(Stored items)
■ ■ ■

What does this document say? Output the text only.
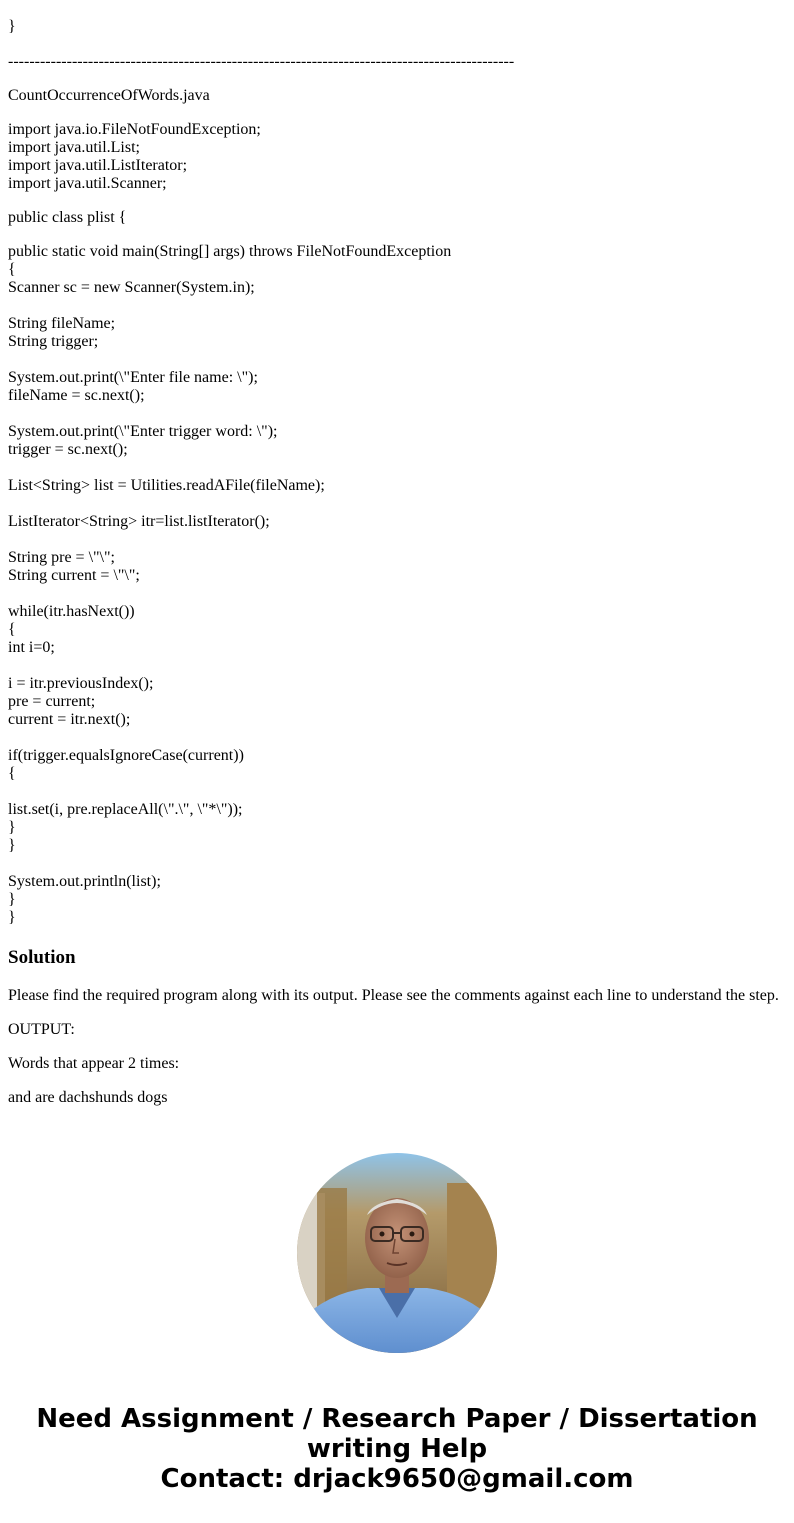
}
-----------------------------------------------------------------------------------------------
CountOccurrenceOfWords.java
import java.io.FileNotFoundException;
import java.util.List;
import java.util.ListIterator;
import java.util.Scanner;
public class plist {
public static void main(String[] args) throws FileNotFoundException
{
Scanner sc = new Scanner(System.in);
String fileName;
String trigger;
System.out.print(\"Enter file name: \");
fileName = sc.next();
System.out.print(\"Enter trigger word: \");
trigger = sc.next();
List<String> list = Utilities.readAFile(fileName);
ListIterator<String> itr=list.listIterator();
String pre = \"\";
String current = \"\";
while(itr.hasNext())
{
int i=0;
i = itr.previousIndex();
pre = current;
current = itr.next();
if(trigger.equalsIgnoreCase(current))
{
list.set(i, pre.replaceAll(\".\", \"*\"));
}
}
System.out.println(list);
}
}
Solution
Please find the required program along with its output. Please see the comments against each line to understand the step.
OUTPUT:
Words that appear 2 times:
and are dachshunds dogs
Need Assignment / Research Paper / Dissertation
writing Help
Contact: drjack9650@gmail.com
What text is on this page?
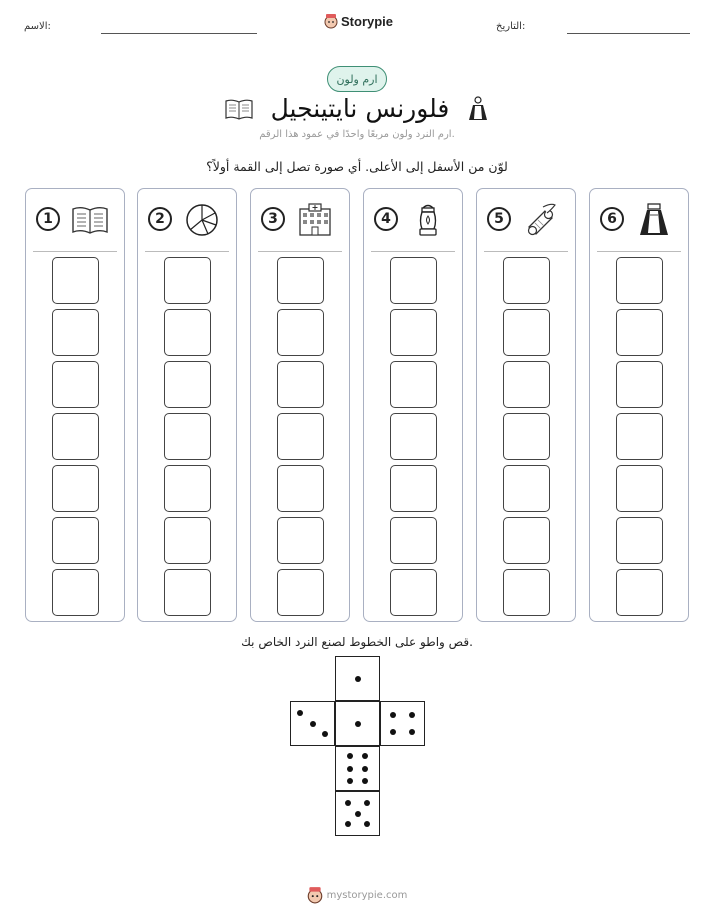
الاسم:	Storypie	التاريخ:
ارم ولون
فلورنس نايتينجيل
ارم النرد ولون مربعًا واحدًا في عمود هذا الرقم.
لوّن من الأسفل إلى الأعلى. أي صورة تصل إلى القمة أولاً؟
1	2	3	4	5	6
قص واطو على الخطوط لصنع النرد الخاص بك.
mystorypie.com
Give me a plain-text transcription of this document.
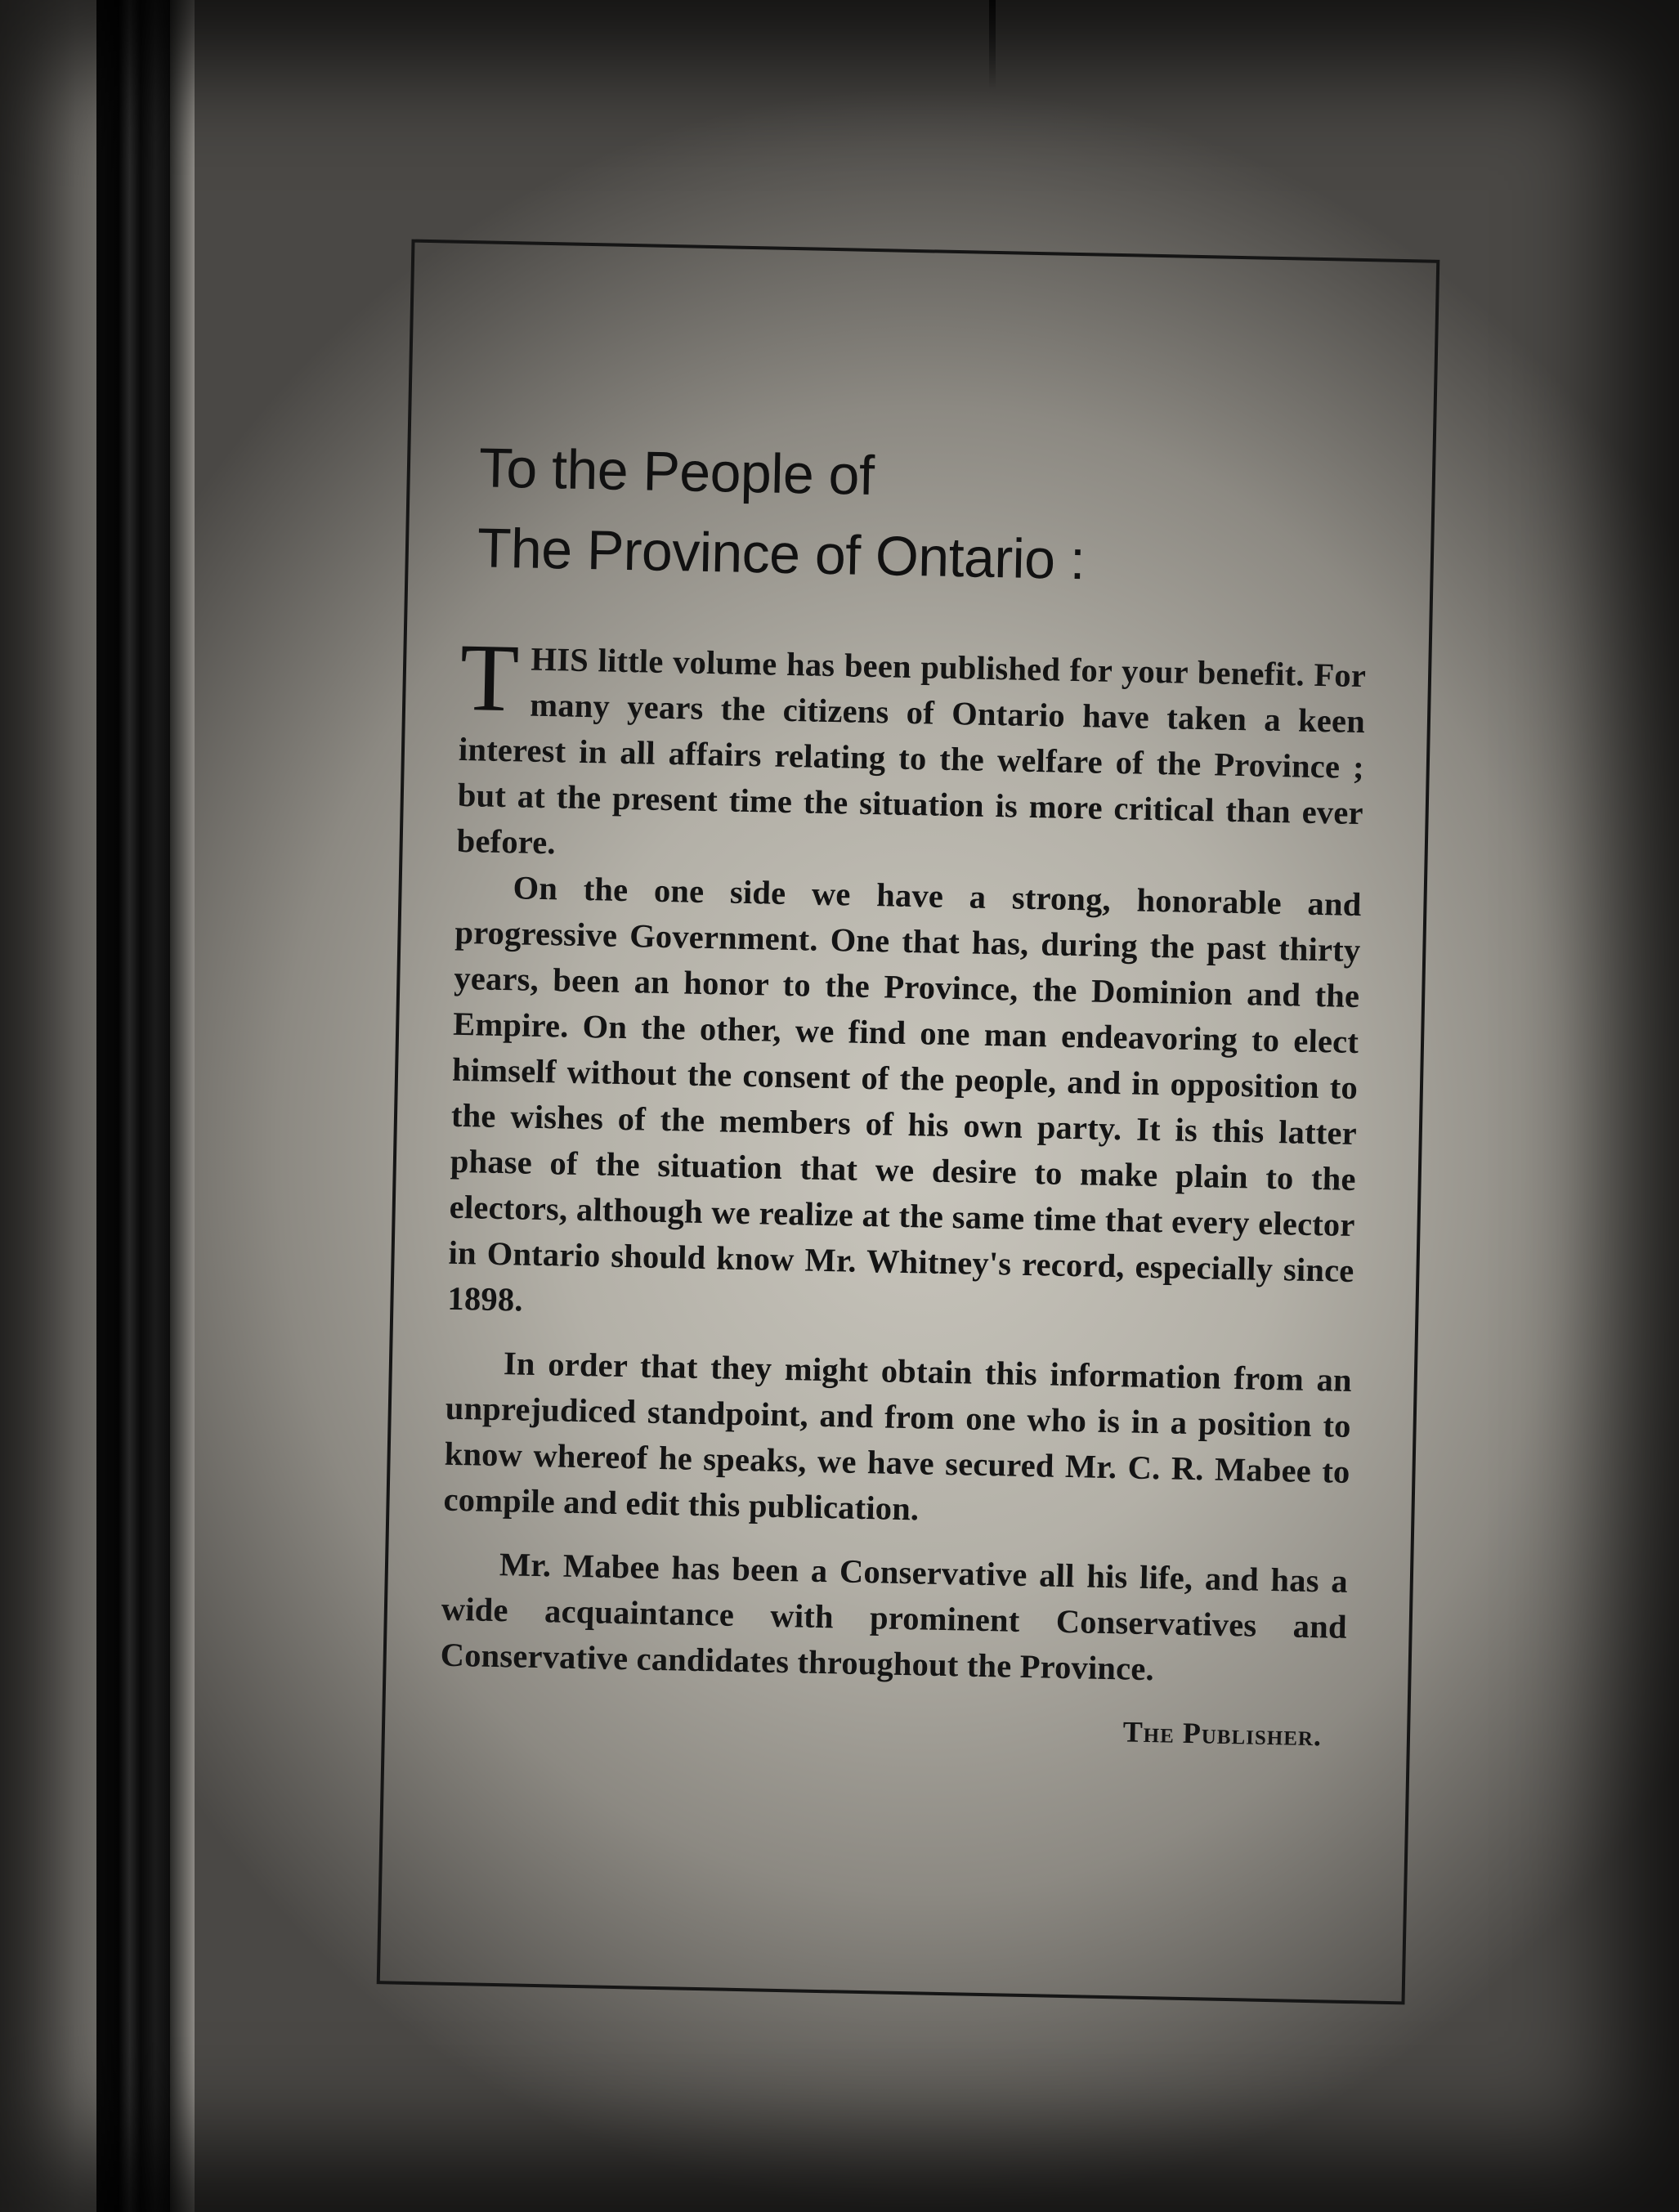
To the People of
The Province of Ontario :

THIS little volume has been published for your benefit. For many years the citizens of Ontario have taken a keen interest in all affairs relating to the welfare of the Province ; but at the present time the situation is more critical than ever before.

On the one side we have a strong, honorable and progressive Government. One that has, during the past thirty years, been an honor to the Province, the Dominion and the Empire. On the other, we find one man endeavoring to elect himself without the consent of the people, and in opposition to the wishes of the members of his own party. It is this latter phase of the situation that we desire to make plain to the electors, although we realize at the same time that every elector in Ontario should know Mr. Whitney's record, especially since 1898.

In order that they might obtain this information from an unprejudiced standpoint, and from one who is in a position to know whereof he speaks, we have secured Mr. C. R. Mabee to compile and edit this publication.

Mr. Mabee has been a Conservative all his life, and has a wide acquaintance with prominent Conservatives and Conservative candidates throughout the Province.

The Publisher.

■ ■ ■

Stated problem:
Excluding the pictures, restate the records above word for word.

Answer for the task:
What does this document say? Output the text only.
}
-----------------------------------------------------------------------------------------------
CountOccurrenceOfWords.java
import java.io.FileNotFoundException;
import java.util.List;
import java.util.ListIterator;
import java.util.Scanner;
public class plist {
public static void main(String[] args) throws FileNotFoundException
{
Scanner sc = new Scanner(System.in);
String fileName;
String trigger;
System.out.print(\"Enter file name: \");
fileName = sc.next();
System.out.print(\"Enter trigger word: \");
trigger = sc.next();
List<String> list = Utilities.readAFile(fileName);
ListIterator<String> itr=list.listIterator();
String pre = \"\";
String current = \"\";
while(itr.hasNext())
{
int i=0;
i = itr.previousIndex();
pre = current;
current = itr.next();
if(trigger.equalsIgnoreCase(current))
{
list.set(i, pre.replaceAll(\".\", \"*\"));
}
}
System.out.println(list);
}
}
Solution
Please find the required program along with its output. Please see the comments against each line to understand the step.
OUTPUT:
Words that appear 2 times:
and are dachshunds dogs
Need Assignment / Research Paper / Dissertation
writing Help
Contact: drjack9650@gmail.com
What text is on this page?
الاسم:	Storypie	التاريخ:
ارم ولون
فلورنس نايتينجيل
ارم النرد ولون مربعًا واحدًا في عمود هذا الرقم.
لوّن من الأسفل إلى الأعلى. أي صورة تصل إلى القمة أولاً؟
1	2	3	4	5	6
قص واطو على الخطوط لصنع النرد الخاص بك.
mystorypie.com
Give me a plain-text transcription of this document.
To the People of
The Province of Ontario :

THIS little volume has been published for your benefit. For many years the citizens of Ontario have taken a keen interest in all affairs relating to the welfare of the Province ; but at the present time the situation is more critical than ever before.

On the one side we have a strong, honorable and progressive Government. One that has, during the past thirty years, been an honor to the Province, the Dominion and the Empire. On the other, we find one man endeavoring to elect himself without the consent of the people, and in opposition to the wishes of the members of his own party. It is this latter phase of the situation that we desire to make plain to the electors, although we realize at the same time that every elector in Ontario should know Mr. Whitney's record, especially since 1898.

In order that they might obtain this information from an unprejudiced standpoint, and from one who is in a position to know whereof he speaks, we have secured Mr. C. R. Mabee to compile and edit this publication.

Mr. Mabee has been a Conservative all his life, and has a wide acquaintance with prominent Conservatives and Conservative candidates throughout the Province.

The Publisher.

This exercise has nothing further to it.